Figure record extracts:
_____

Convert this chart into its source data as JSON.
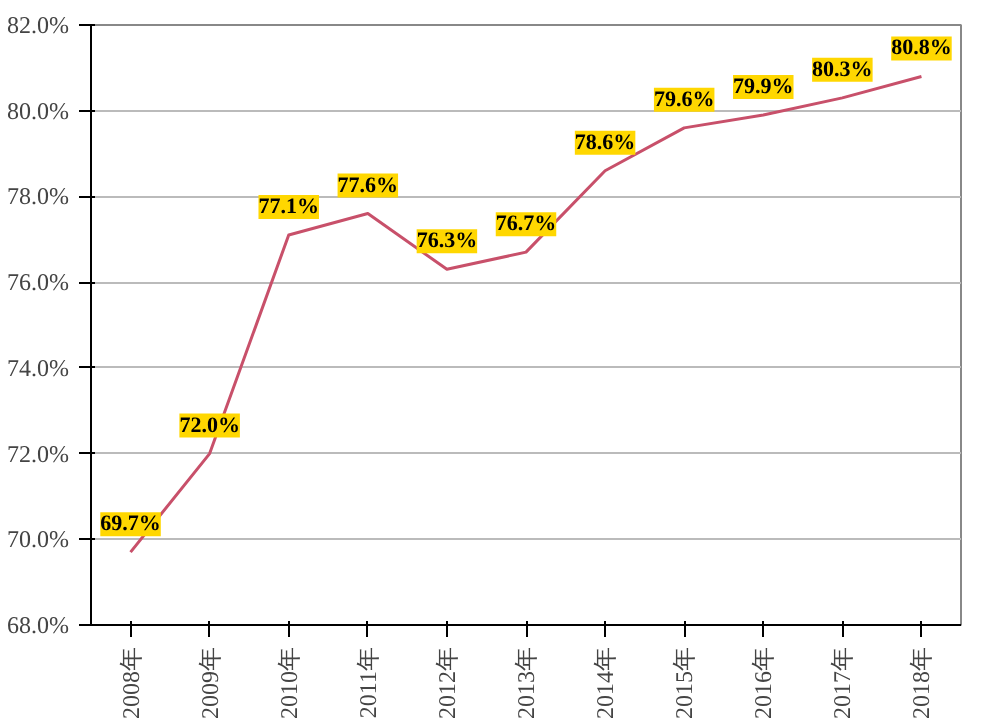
{
  "chart_data": {
    "type": "line",
    "categories": [
      "2008年",
      "2009年",
      "2010年",
      "2011年",
      "2012年",
      "2013年",
      "2014年",
      "2015年",
      "2016年",
      "2017年",
      "2018年"
    ],
    "series": [
      {
        "color": "#c8506a",
        "values": [
          69.7,
          72.0,
          77.1,
          77.6,
          76.3,
          76.7,
          78.6,
          79.6,
          79.9,
          80.3,
          80.8
        ],
        "value_labels": [
          "69.7%",
          "72.0%",
          "77.1%",
          "77.6%",
          "76.3%",
          "76.7%",
          "78.6%",
          "79.6%",
          "79.9%",
          "80.3%",
          "80.8%"
        ]
      }
    ],
    "ylim": [
      68,
      82
    ],
    "yticks": [
      {
        "value": 68,
        "label": "68.0%"
      },
      {
        "value": 70,
        "label": "70.0%"
      },
      {
        "value": 72,
        "label": "72.0%"
      },
      {
        "value": 74,
        "label": "74.0%"
      },
      {
        "value": 76,
        "label": "76.0%"
      },
      {
        "value": 78,
        "label": "78.0%"
      },
      {
        "value": 80,
        "label": "80.0%"
      },
      {
        "value": 82,
        "label": "82.0%"
      }
    ],
    "grid": "y",
    "marker": "none",
    "line_style": "solid"
  }
}
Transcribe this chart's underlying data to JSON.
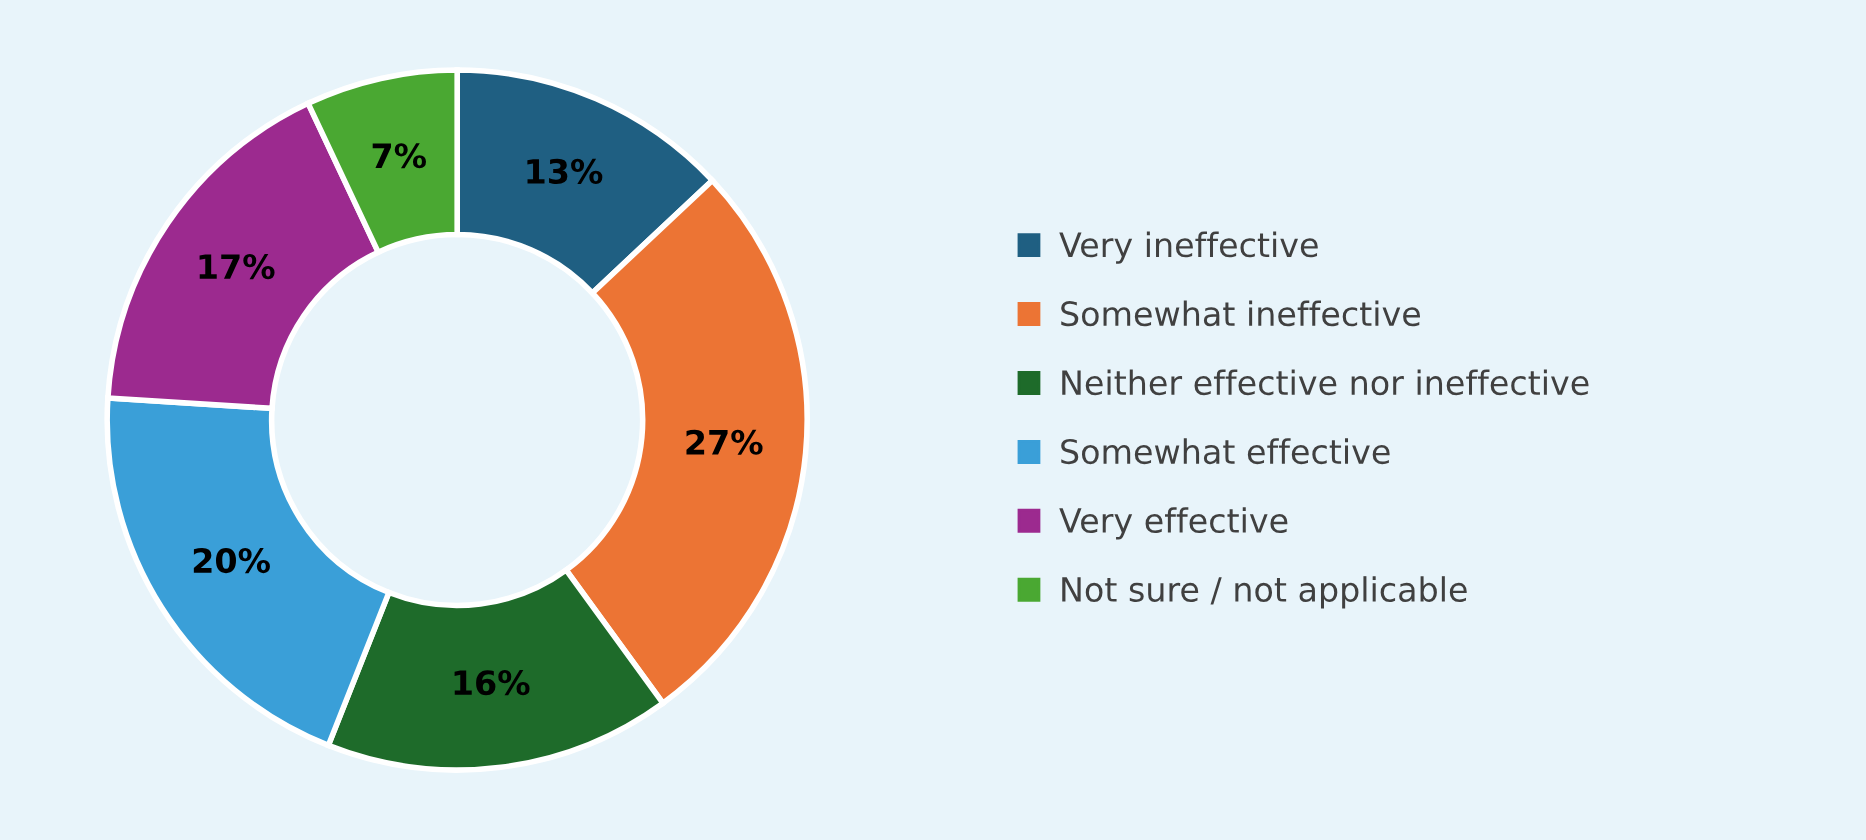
{
  "chart_data": {
    "type": "donut",
    "categories": [
      "Very ineffective",
      "Somewhat ineffective",
      "Neither effective nor ineffective",
      "Somewhat effective",
      "Very effective",
      "Not sure / not applicable"
    ],
    "values": [
      13,
      27,
      16,
      20,
      17,
      7
    ],
    "colors": [
      "#1f5f82",
      "#ec7434",
      "#1e6b2a",
      "#3a9fd8",
      "#9c2a8f",
      "#4aa832"
    ],
    "value_labels": [
      "13%",
      "27%",
      "16%",
      "20%",
      "17%",
      "7%"
    ],
    "legend": "right"
  }
}
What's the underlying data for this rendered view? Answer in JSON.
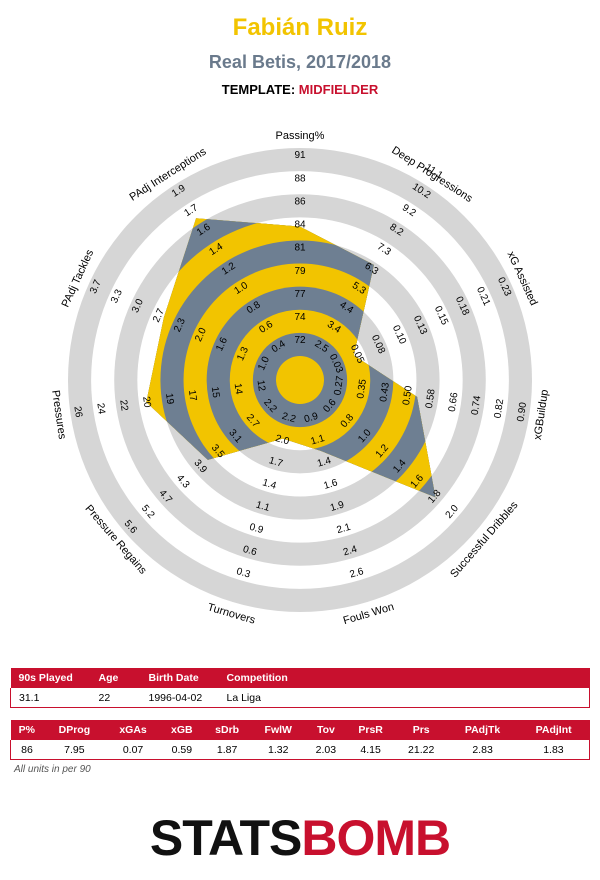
{
  "header": {
    "player": "Fabián Ruiz",
    "team_season": "Real Betis, 2017/2018",
    "template_label": "TEMPLATE:",
    "template_value": "MIDFIELDER"
  },
  "colors": {
    "player": "#f2c400",
    "axes_band": "#d6d6d6",
    "grey_poly": "#6e7f92",
    "brand": "#c8102e"
  },
  "chart_data": {
    "type": "radar",
    "axes": [
      {
        "label": "Passing%",
        "ticks": [
          "72",
          "74",
          "77",
          "79",
          "81",
          "84",
          "86",
          "88",
          "91"
        ],
        "value": 86,
        "norm": 0.7
      },
      {
        "label": "Deep Progressions",
        "ticks": [
          "2.5",
          "3.4",
          "4.4",
          "5.3",
          "6.3",
          "7.3",
          "8.2",
          "9.2",
          "10.2",
          "11.1"
        ],
        "value": 7.95,
        "norm": 0.61
      },
      {
        "label": "xG Assisted",
        "ticks": [
          "0.03",
          "0.05",
          "0.08",
          "0.10",
          "0.13",
          "0.15",
          "0.18",
          "0.21",
          "0.23"
        ],
        "value": 0.07,
        "norm": 0.19
      },
      {
        "label": "xGBuildup",
        "ticks": [
          "0.27",
          "0.35",
          "0.43",
          "0.50",
          "0.58",
          "0.66",
          "0.74",
          "0.82",
          "0.90"
        ],
        "value": 0.59,
        "norm": 0.51
      },
      {
        "label": "Successful Dribbles",
        "ticks": [
          "0.6",
          "0.8",
          "1.0",
          "1.2",
          "1.4",
          "1.6",
          "1.8",
          "2.0"
        ],
        "value": 1.87,
        "norm": 0.84
      },
      {
        "label": "Fouls Won",
        "ticks": [
          "0.9",
          "1.1",
          "1.4",
          "1.6",
          "1.9",
          "2.1",
          "2.4",
          "2.6"
        ],
        "value": 1.32,
        "norm": 0.27
      },
      {
        "label": "Turnovers",
        "ticks": [
          "2.2",
          "2.0",
          "1.7",
          "1.4",
          "1.1",
          "0.9",
          "0.6",
          "0.3"
        ],
        "value": 2.03,
        "norm": 0.2
      },
      {
        "label": "Pressure Regains",
        "ticks": [
          "2.2",
          "2.7",
          "3.1",
          "3.5",
          "3.9",
          "4.3",
          "4.7",
          "5.2",
          "5.6"
        ],
        "value": 4.15,
        "norm": 0.53
      },
      {
        "label": "Pressures",
        "ticks": [
          "12",
          "14",
          "15",
          "17",
          "19",
          "20",
          "22",
          "24",
          "26"
        ],
        "value": 21.22,
        "norm": 0.71
      },
      {
        "label": "PAdj Tackles",
        "ticks": [
          "1.0",
          "1.3",
          "1.6",
          "2.0",
          "2.3",
          "2.7",
          "3.0",
          "3.3",
          "3.7"
        ],
        "value": 2.83,
        "norm": 0.68
      },
      {
        "label": "PAdj Interceptions",
        "ticks": [
          "0.4",
          "0.6",
          "0.8",
          "1.0",
          "1.2",
          "1.4",
          "1.6",
          "1.7",
          "1.9"
        ],
        "value": 1.83,
        "norm": 0.91
      }
    ]
  },
  "info_table": {
    "headers": [
      "90s Played",
      "Age",
      "Birth Date",
      "Competition"
    ],
    "values": [
      "31.1",
      "22",
      "1996-04-02",
      "La Liga"
    ]
  },
  "stats_table": {
    "headers": [
      "P%",
      "DProg",
      "xGAs",
      "xGB",
      "sDrb",
      "FwlW",
      "Tov",
      "PrsR",
      "Prs",
      "PAdjTk",
      "PAdjInt"
    ],
    "values": [
      "86",
      "7.95",
      "0.07",
      "0.59",
      "1.87",
      "1.32",
      "2.03",
      "4.15",
      "21.22",
      "2.83",
      "1.83"
    ]
  },
  "footnote": "All units in per 90",
  "logo": {
    "part1": "STATS",
    "part2": "BOMB"
  }
}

_____

| Task |
Write the lines above out again exactly, without any of their pictures.

| Finished task |
Convert this chart into its source data as JSON.
{
  "chart_data": {
    "type": "line",
    "categories": [
      "2008年",
      "2009年",
      "2010年",
      "2011年",
      "2012年",
      "2013年",
      "2014年",
      "2015年",
      "2016年",
      "2017年",
      "2018年"
    ],
    "series": [
      {
        "color": "#c8506a",
        "values": [
          69.7,
          72.0,
          77.1,
          77.6,
          76.3,
          76.7,
          78.6,
          79.6,
          79.9,
          80.3,
          80.8
        ],
        "value_labels": [
          "69.7%",
          "72.0%",
          "77.1%",
          "77.6%",
          "76.3%",
          "76.7%",
          "78.6%",
          "79.6%",
          "79.9%",
          "80.3%",
          "80.8%"
        ]
      }
    ],
    "ylim": [
      68,
      82
    ],
    "yticks": [
      {
        "value": 68,
        "label": "68.0%"
      },
      {
        "value": 70,
        "label": "70.0%"
      },
      {
        "value": 72,
        "label": "72.0%"
      },
      {
        "value": 74,
        "label": "74.0%"
      },
      {
        "value": 76,
        "label": "76.0%"
      },
      {
        "value": 78,
        "label": "78.0%"
      },
      {
        "value": 80,
        "label": "80.0%"
      },
      {
        "value": 82,
        "label": "82.0%"
      }
    ],
    "grid": "y",
    "marker": "none",
    "line_style": "solid"
  }
}
Transcribe this chart's underlying data to JSON.
{
  "chart_data": {
    "type": "donut",
    "categories": [
      "Very ineffective",
      "Somewhat ineffective",
      "Neither effective nor ineffective",
      "Somewhat effective",
      "Very effective",
      "Not sure / not applicable"
    ],
    "values": [
      13,
      27,
      16,
      20,
      17,
      7
    ],
    "colors": [
      "#1f5f82",
      "#ec7434",
      "#1e6b2a",
      "#3a9fd8",
      "#9c2a8f",
      "#4aa832"
    ],
    "value_labels": [
      "13%",
      "27%",
      "16%",
      "20%",
      "17%",
      "7%"
    ],
    "legend": "right"
  }
}
What's the underlying data for this rendered view? Answer in JSON.
{
  "header": {
    "player": "Fabián Ruiz",
    "team_season": "Real Betis, 2017/2018",
    "template_label": "TEMPLATE:",
    "template_value": "MIDFIELDER"
  },
  "colors": {
    "player": "#f2c400",
    "axes_band": "#d6d6d6",
    "grey_poly": "#6e7f92",
    "brand": "#c8102e"
  },
  "chart_data": {
    "type": "radar",
    "axes": [
      {
        "label": "Passing%",
        "ticks": [
          "72",
          "74",
          "77",
          "79",
          "81",
          "84",
          "86",
          "88",
          "91"
        ],
        "value": 86,
        "norm": 0.7
      },
      {
        "label": "Deep Progressions",
        "ticks": [
          "2.5",
          "3.4",
          "4.4",
          "5.3",
          "6.3",
          "7.3",
          "8.2",
          "9.2",
          "10.2",
          "11.1"
        ],
        "value": 7.95,
        "norm": 0.61
      },
      {
        "label": "xG Assisted",
        "ticks": [
          "0.03",
          "0.05",
          "0.08",
          "0.10",
          "0.13",
          "0.15",
          "0.18",
          "0.21",
          "0.23"
        ],
        "value": 0.07,
        "norm": 0.19
      },
      {
        "label": "xGBuildup",
        "ticks": [
          "0.27",
          "0.35",
          "0.43",
          "0.50",
          "0.58",
          "0.66",
          "0.74",
          "0.82",
          "0.90"
        ],
        "value": 0.59,
        "norm": 0.51
      },
      {
        "label": "Successful Dribbles",
        "ticks": [
          "0.6",
          "0.8",
          "1.0",
          "1.2",
          "1.4",
          "1.6",
          "1.8",
          "2.0"
        ],
        "value": 1.87,
        "norm": 0.84
      },
      {
        "label": "Fouls Won",
        "ticks": [
          "0.9",
          "1.1",
          "1.4",
          "1.6",
          "1.9",
          "2.1",
          "2.4",
          "2.6"
        ],
        "value": 1.32,
        "norm": 0.27
      },
      {
        "label": "Turnovers",
        "ticks": [
          "2.2",
          "2.0",
          "1.7",
          "1.4",
          "1.1",
          "0.9",
          "0.6",
          "0.3"
        ],
        "value": 2.03,
        "norm": 0.2
      },
      {
        "label": "Pressure Regains",
        "ticks": [
          "2.2",
          "2.7",
          "3.1",
          "3.5",
          "3.9",
          "4.3",
          "4.7",
          "5.2",
          "5.6"
        ],
        "value": 4.15,
        "norm": 0.53
      },
      {
        "label": "Pressures",
        "ticks": [
          "12",
          "14",
          "15",
          "17",
          "19",
          "20",
          "22",
          "24",
          "26"
        ],
        "value": 21.22,
        "norm": 0.71
      },
      {
        "label": "PAdj Tackles",
        "ticks": [
          "1.0",
          "1.3",
          "1.6",
          "2.0",
          "2.3",
          "2.7",
          "3.0",
          "3.3",
          "3.7"
        ],
        "value": 2.83,
        "norm": 0.68
      },
      {
        "label": "PAdj Interceptions",
        "ticks": [
          "0.4",
          "0.6",
          "0.8",
          "1.0",
          "1.2",
          "1.4",
          "1.6",
          "1.7",
          "1.9"
        ],
        "value": 1.83,
        "norm": 0.91
      }
    ]
  },
  "info_table": {
    "headers": [
      "90s Played",
      "Age",
      "Birth Date",
      "Competition"
    ],
    "values": [
      "31.1",
      "22",
      "1996-04-02",
      "La Liga"
    ]
  },
  "stats_table": {
    "headers": [
      "P%",
      "DProg",
      "xGAs",
      "xGB",
      "sDrb",
      "FwlW",
      "Tov",
      "PrsR",
      "Prs",
      "PAdjTk",
      "PAdjInt"
    ],
    "values": [
      "86",
      "7.95",
      "0.07",
      "0.59",
      "1.87",
      "1.32",
      "2.03",
      "4.15",
      "21.22",
      "2.83",
      "1.83"
    ]
  },
  "footnote": "All units in per 90",
  "logo": {
    "part1": "STATS",
    "part2": "BOMB"
  }
}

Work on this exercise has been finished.